- WHAT IS NEEDED: Repeat the data verbatim.

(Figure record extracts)
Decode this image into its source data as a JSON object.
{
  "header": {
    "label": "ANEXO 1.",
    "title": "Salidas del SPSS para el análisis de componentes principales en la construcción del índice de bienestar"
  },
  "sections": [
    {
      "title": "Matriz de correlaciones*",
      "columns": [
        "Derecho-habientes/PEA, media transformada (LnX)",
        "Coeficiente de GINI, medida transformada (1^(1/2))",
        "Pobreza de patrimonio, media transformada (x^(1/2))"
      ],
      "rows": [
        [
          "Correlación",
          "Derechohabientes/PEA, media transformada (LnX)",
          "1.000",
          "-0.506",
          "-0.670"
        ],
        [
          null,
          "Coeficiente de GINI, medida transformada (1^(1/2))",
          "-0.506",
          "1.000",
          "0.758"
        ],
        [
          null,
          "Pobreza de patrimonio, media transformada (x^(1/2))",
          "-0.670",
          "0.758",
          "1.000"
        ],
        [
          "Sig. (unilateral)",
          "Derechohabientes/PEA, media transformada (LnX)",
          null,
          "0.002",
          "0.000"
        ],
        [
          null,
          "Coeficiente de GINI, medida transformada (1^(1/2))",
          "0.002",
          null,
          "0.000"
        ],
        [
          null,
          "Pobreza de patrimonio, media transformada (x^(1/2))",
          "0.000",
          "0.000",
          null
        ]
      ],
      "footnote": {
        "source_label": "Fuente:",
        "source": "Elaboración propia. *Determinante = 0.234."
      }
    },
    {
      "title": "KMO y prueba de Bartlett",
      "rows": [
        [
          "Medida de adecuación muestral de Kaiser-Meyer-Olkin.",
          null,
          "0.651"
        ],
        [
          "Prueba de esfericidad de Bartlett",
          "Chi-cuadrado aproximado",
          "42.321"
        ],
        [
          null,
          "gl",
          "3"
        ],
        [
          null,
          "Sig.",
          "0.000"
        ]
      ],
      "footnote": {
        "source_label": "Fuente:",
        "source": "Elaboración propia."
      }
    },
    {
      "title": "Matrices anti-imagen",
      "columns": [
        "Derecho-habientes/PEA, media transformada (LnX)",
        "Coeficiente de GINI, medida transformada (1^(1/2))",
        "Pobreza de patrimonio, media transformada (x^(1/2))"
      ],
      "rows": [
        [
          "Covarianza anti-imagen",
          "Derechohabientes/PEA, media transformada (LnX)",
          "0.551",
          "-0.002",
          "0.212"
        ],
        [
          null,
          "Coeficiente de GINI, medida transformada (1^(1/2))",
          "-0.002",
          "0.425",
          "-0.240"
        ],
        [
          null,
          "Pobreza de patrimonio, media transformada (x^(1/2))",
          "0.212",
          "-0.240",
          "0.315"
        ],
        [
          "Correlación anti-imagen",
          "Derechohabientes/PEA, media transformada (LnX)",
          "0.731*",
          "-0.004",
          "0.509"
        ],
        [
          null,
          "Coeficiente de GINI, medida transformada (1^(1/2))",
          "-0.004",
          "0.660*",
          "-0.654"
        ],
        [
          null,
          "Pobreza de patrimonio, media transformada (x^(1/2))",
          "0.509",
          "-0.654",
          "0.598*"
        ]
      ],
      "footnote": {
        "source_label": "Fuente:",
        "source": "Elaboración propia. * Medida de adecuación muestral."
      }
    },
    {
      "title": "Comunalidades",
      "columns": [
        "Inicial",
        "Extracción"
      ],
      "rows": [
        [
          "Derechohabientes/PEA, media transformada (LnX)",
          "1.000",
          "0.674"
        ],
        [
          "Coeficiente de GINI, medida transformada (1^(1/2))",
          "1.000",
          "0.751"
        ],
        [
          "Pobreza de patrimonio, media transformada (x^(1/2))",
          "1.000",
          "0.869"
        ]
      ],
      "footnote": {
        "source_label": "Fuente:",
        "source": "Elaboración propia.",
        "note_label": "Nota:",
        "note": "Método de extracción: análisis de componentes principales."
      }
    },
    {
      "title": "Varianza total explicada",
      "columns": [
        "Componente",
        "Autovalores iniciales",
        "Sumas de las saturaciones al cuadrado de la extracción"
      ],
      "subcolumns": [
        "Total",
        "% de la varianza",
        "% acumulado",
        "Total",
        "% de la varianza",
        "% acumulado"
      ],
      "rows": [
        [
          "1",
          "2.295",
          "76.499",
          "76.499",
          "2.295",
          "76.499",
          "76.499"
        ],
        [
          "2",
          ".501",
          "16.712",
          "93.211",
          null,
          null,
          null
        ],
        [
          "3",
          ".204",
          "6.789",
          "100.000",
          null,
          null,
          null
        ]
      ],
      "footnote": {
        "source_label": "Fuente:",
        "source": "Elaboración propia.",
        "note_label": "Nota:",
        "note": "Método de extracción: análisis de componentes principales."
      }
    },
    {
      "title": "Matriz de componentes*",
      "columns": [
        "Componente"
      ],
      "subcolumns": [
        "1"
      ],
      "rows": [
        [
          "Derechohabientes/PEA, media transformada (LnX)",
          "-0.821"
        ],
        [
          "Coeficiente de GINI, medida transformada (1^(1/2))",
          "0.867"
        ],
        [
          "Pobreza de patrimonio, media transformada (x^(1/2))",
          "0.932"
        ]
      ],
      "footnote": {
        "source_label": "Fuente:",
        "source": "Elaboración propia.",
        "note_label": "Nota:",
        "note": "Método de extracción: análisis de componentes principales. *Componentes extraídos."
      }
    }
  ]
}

- TASK RESPONSE:
Decode this image into its source data as a JSON object.
{
  "header": {
    "label": "ANEXO 1.",
    "title": "Salidas del SPSS para el análisis de componentes principales en la construcción del índice de bienestar"
  },
  "sections": [
    {
      "title": "Matriz de correlaciones*",
      "columns": [
        "Derecho-habientes/PEA, media transformada (LnX)",
        "Coeficiente de GINI, medida transformada (1^(1/2))",
        "Pobreza de patrimonio, media transformada (x^(1/2))"
      ],
      "rows": [
        [
          "Correlación",
          "Derechohabientes/PEA, media transformada (LnX)",
          "1.000",
          "-0.506",
          "-0.670"
        ],
        [
          null,
          "Coeficiente de GINI, medida transformada (1^(1/2))",
          "-0.506",
          "1.000",
          "0.758"
        ],
        [
          null,
          "Pobreza de patrimonio, media transformada (x^(1/2))",
          "-0.670",
          "0.758",
          "1.000"
        ],
        [
          "Sig. (unilateral)",
          "Derechohabientes/PEA, media transformada (LnX)",
          null,
          "0.002",
          "0.000"
        ],
        [
          null,
          "Coeficiente de GINI, medida transformada (1^(1/2))",
          "0.002",
          null,
          "0.000"
        ],
        [
          null,
          "Pobreza de patrimonio, media transformada (x^(1/2))",
          "0.000",
          "0.000",
          null
        ]
      ],
      "footnote": {
        "source_label": "Fuente:",
        "source": "Elaboración propia. *Determinante = 0.234."
      }
    },
    {
      "title": "KMO y prueba de Bartlett",
      "rows": [
        [
          "Medida de adecuación muestral de Kaiser-Meyer-Olkin.",
          null,
          "0.651"
        ],
        [
          "Prueba de esfericidad de Bartlett",
          "Chi-cuadrado aproximado",
          "42.321"
        ],
        [
          null,
          "gl",
          "3"
        ],
        [
          null,
          "Sig.",
          "0.000"
        ]
      ],
      "footnote": {
        "source_label": "Fuente:",
        "source": "Elaboración propia."
      }
    },
    {
      "title": "Matrices anti-imagen",
      "columns": [
        "Derecho-habientes/PEA, media transformada (LnX)",
        "Coeficiente de GINI, medida transformada (1^(1/2))",
        "Pobreza de patrimonio, media transformada (x^(1/2))"
      ],
      "rows": [
        [
          "Covarianza anti-imagen",
          "Derechohabientes/PEA, media transformada (LnX)",
          "0.551",
          "-0.002",
          "0.212"
        ],
        [
          null,
          "Coeficiente de GINI, medida transformada (1^(1/2))",
          "-0.002",
          "0.425",
          "-0.240"
        ],
        [
          null,
          "Pobreza de patrimonio, media transformada (x^(1/2))",
          "0.212",
          "-0.240",
          "0.315"
        ],
        [
          "Correlación anti-imagen",
          "Derechohabientes/PEA, media transformada (LnX)",
          "0.731*",
          "-0.004",
          "0.509"
        ],
        [
          null,
          "Coeficiente de GINI, medida transformada (1^(1/2))",
          "-0.004",
          "0.660*",
          "-0.654"
        ],
        [
          null,
          "Pobreza de patrimonio, media transformada (x^(1/2))",
          "0.509",
          "-0.654",
          "0.598*"
        ]
      ],
      "footnote": {
        "source_label": "Fuente:",
        "source": "Elaboración propia. * Medida de adecuación muestral."
      }
    },
    {
      "title": "Comunalidades",
      "columns": [
        "Inicial",
        "Extracción"
      ],
      "rows": [
        [
          "Derechohabientes/PEA, media transformada (LnX)",
          "1.000",
          "0.674"
        ],
        [
          "Coeficiente de GINI, medida transformada (1^(1/2))",
          "1.000",
          "0.751"
        ],
        [
          "Pobreza de patrimonio, media transformada (x^(1/2))",
          "1.000",
          "0.869"
        ]
      ],
      "footnote": {
        "source_label": "Fuente:",
        "source": "Elaboración propia.",
        "note_label": "Nota:",
        "note": "Método de extracción: análisis de componentes principales."
      }
    },
    {
      "title": "Varianza total explicada",
      "columns": [
        "Componente",
        "Autovalores iniciales",
        "Sumas de las saturaciones al cuadrado de la extracción"
      ],
      "subcolumns": [
        "Total",
        "% de la varianza",
        "% acumulado",
        "Total",
        "% de la varianza",
        "% acumulado"
      ],
      "rows": [
        [
          "1",
          "2.295",
          "76.499",
          "76.499",
          "2.295",
          "76.499",
          "76.499"
        ],
        [
          "2",
          ".501",
          "16.712",
          "93.211",
          null,
          null,
          null
        ],
        [
          "3",
          ".204",
          "6.789",
          "100.000",
          null,
          null,
          null
        ]
      ],
      "footnote": {
        "source_label": "Fuente:",
        "source": "Elaboración propia.",
        "note_label": "Nota:",
        "note": "Método de extracción: análisis de componentes principales."
      }
    },
    {
      "title": "Matriz de componentes*",
      "columns": [
        "Componente"
      ],
      "subcolumns": [
        "1"
      ],
      "rows": [
        [
          "Derechohabientes/PEA, media transformada (LnX)",
          "-0.821"
        ],
        [
          "Coeficiente de GINI, medida transformada (1^(1/2))",
          "0.867"
        ],
        [
          "Pobreza de patrimonio, media transformada (x^(1/2))",
          "0.932"
        ]
      ],
      "footnote": {
        "source_label": "Fuente:",
        "source": "Elaboración propia.",
        "note_label": "Nota:",
        "note": "Método de extracción: análisis de componentes principales. *Componentes extraídos."
      }
    }
  ]
}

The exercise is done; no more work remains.